Records for this exercise:

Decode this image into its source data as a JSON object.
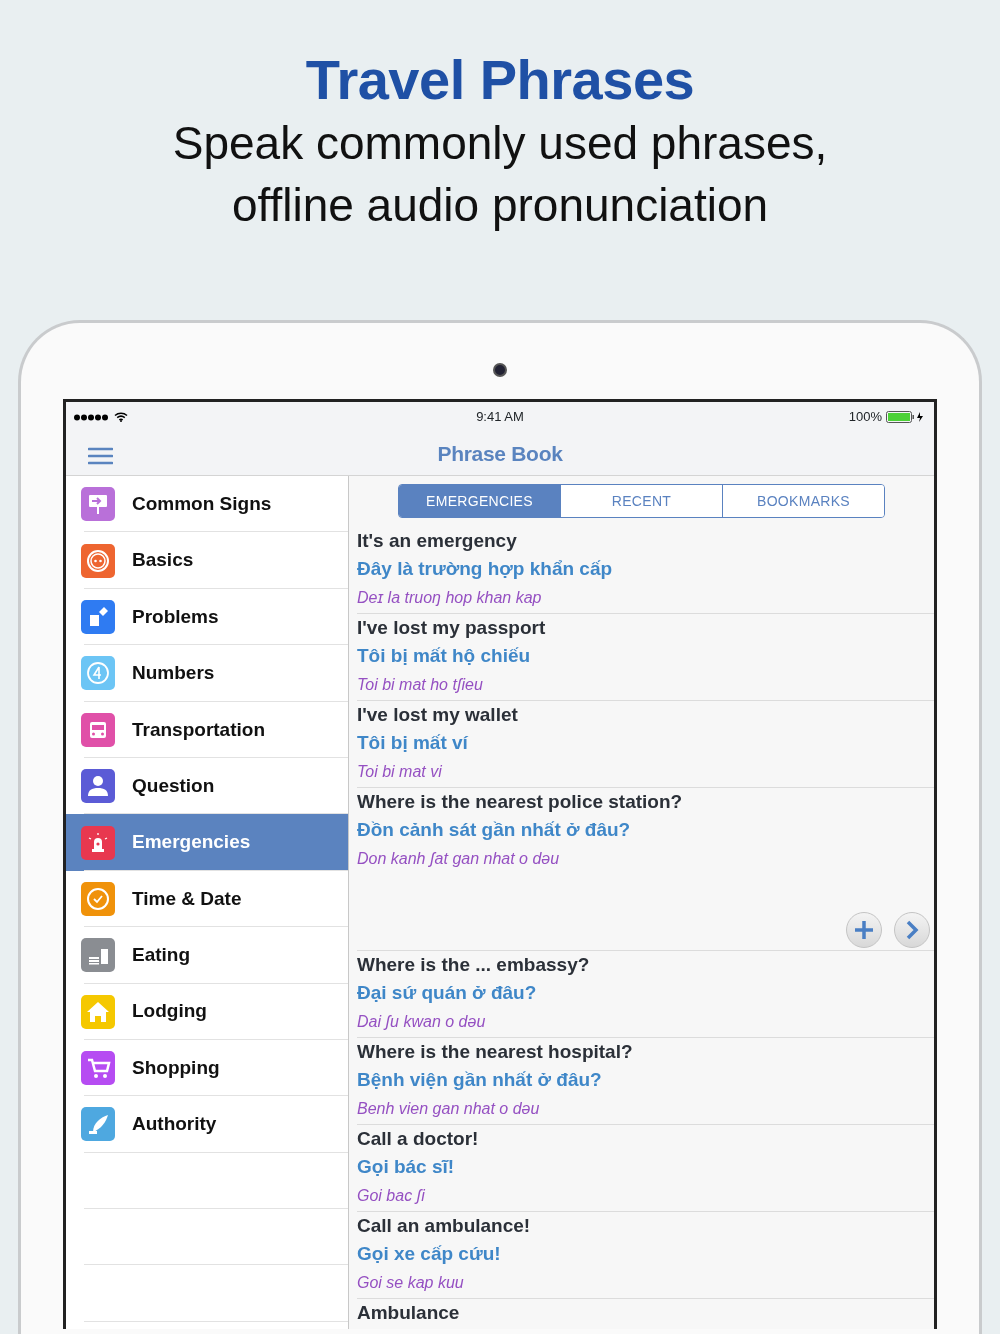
{
  "headline": {
    "title": "Travel Phrases",
    "subtitle": "Speak commonly used phrases, offline audio pronunciation"
  },
  "status_bar": {
    "time": "9:41 AM",
    "battery_text": "100%"
  },
  "nav_bar": {
    "title": "Phrase Book"
  },
  "sidebar": {
    "items": [
      {
        "label": "Common Signs",
        "color": "#b970d9",
        "selected": false
      },
      {
        "label": "Basics",
        "color": "#ee6530",
        "selected": false
      },
      {
        "label": "Problems",
        "color": "#2f7bf2",
        "selected": false
      },
      {
        "label": "Numbers",
        "color": "#6cc5f5",
        "selected": false
      },
      {
        "label": "Transportation",
        "color": "#e050a8",
        "selected": false
      },
      {
        "label": "Question",
        "color": "#5b5bd6",
        "selected": false
      },
      {
        "label": "Emergencies",
        "color": "#e8384f",
        "selected": true
      },
      {
        "label": "Time & Date",
        "color": "#f0920a",
        "selected": false
      },
      {
        "label": "Eating",
        "color": "#8a8d92",
        "selected": false
      },
      {
        "label": "Lodging",
        "color": "#f5c800",
        "selected": false
      },
      {
        "label": "Shopping",
        "color": "#b64cf2",
        "selected": false
      },
      {
        "label": "Authority",
        "color": "#4ea8e0",
        "selected": false
      }
    ]
  },
  "tabs": [
    {
      "label": "EMERGENCIES",
      "selected": true
    },
    {
      "label": "RECENT",
      "selected": false
    },
    {
      "label": "BOOKMARKS",
      "selected": false
    }
  ],
  "phrases": [
    {
      "english": "It's an emergency",
      "vietnamese": "Đây là trường hợp khẩn cấp",
      "pronunciation": "Deɪ la truoŋ hop khan kap",
      "expanded": false
    },
    {
      "english": "I've lost my passport",
      "vietnamese": "Tôi bị mất hộ chiếu",
      "pronunciation": "Toi bi mat ho tʃieu",
      "expanded": false
    },
    {
      "english": "I've lost my wallet",
      "vietnamese": "Tôi bị mất ví",
      "pronunciation": "Toi bi mat vi",
      "expanded": false
    },
    {
      "english": "Where is the nearest police station?",
      "vietnamese": "Đồn cảnh sát gần nhất ở đâu?",
      "pronunciation": "Don kanh ʃat gan nhat o dəu",
      "expanded": true
    },
    {
      "english": "Where is the ... embassy?",
      "vietnamese": "Đại sứ quán ở đâu?",
      "pronunciation": "Dai ʃu kwan o dəu",
      "expanded": false
    },
    {
      "english": "Where is the nearest hospital?",
      "vietnamese": "Bệnh viện gần nhất ở đâu?",
      "pronunciation": "Benh vien gan nhat o dəu",
      "expanded": false
    },
    {
      "english": "Call a doctor!",
      "vietnamese": "Gọi bác sĩ!",
      "pronunciation": "Goi bac ʃi",
      "expanded": false
    },
    {
      "english": "Call an ambulance!",
      "vietnamese": "Gọi xe cấp cứu!",
      "pronunciation": "Goi se kap kuu",
      "expanded": false
    },
    {
      "english": "Ambulance"
    }
  ]
}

Problem to solve:
From the entries above, output every line exactly and omit any image.

Output for this exercise:
Decode this image into its source data as a JSON object.
{
  "headline": {
    "title": "Travel Phrases",
    "subtitle": "Speak commonly used phrases, offline audio pronunciation"
  },
  "status_bar": {
    "time": "9:41 AM",
    "battery_text": "100%"
  },
  "nav_bar": {
    "title": "Phrase Book"
  },
  "sidebar": {
    "items": [
      {
        "label": "Common Signs",
        "color": "#b970d9",
        "selected": false
      },
      {
        "label": "Basics",
        "color": "#ee6530",
        "selected": false
      },
      {
        "label": "Problems",
        "color": "#2f7bf2",
        "selected": false
      },
      {
        "label": "Numbers",
        "color": "#6cc5f5",
        "selected": false
      },
      {
        "label": "Transportation",
        "color": "#e050a8",
        "selected": false
      },
      {
        "label": "Question",
        "color": "#5b5bd6",
        "selected": false
      },
      {
        "label": "Emergencies",
        "color": "#e8384f",
        "selected": true
      },
      {
        "label": "Time & Date",
        "color": "#f0920a",
        "selected": false
      },
      {
        "label": "Eating",
        "color": "#8a8d92",
        "selected": false
      },
      {
        "label": "Lodging",
        "color": "#f5c800",
        "selected": false
      },
      {
        "label": "Shopping",
        "color": "#b64cf2",
        "selected": false
      },
      {
        "label": "Authority",
        "color": "#4ea8e0",
        "selected": false
      }
    ]
  },
  "tabs": [
    {
      "label": "EMERGENCIES",
      "selected": true
    },
    {
      "label": "RECENT",
      "selected": false
    },
    {
      "label": "BOOKMARKS",
      "selected": false
    }
  ],
  "phrases": [
    {
      "english": "It's an emergency",
      "vietnamese": "Đây là trường hợp khẩn cấp",
      "pronunciation": "Deɪ la truoŋ hop khan kap",
      "expanded": false
    },
    {
      "english": "I've lost my passport",
      "vietnamese": "Tôi bị mất hộ chiếu",
      "pronunciation": "Toi bi mat ho tʃieu",
      "expanded": false
    },
    {
      "english": "I've lost my wallet",
      "vietnamese": "Tôi bị mất ví",
      "pronunciation": "Toi bi mat vi",
      "expanded": false
    },
    {
      "english": "Where is the nearest police station?",
      "vietnamese": "Đồn cảnh sát gần nhất ở đâu?",
      "pronunciation": "Don kanh ʃat gan nhat o dəu",
      "expanded": true
    },
    {
      "english": "Where is the ... embassy?",
      "vietnamese": "Đại sứ quán ở đâu?",
      "pronunciation": "Dai ʃu kwan o dəu",
      "expanded": false
    },
    {
      "english": "Where is the nearest hospital?",
      "vietnamese": "Bệnh viện gần nhất ở đâu?",
      "pronunciation": "Benh vien gan nhat o dəu",
      "expanded": false
    },
    {
      "english": "Call a doctor!",
      "vietnamese": "Gọi bác sĩ!",
      "pronunciation": "Goi bac ʃi",
      "expanded": false
    },
    {
      "english": "Call an ambulance!",
      "vietnamese": "Gọi xe cấp cứu!",
      "pronunciation": "Goi se kap kuu",
      "expanded": false
    },
    {
      "english": "Ambulance"
    }
  ]
}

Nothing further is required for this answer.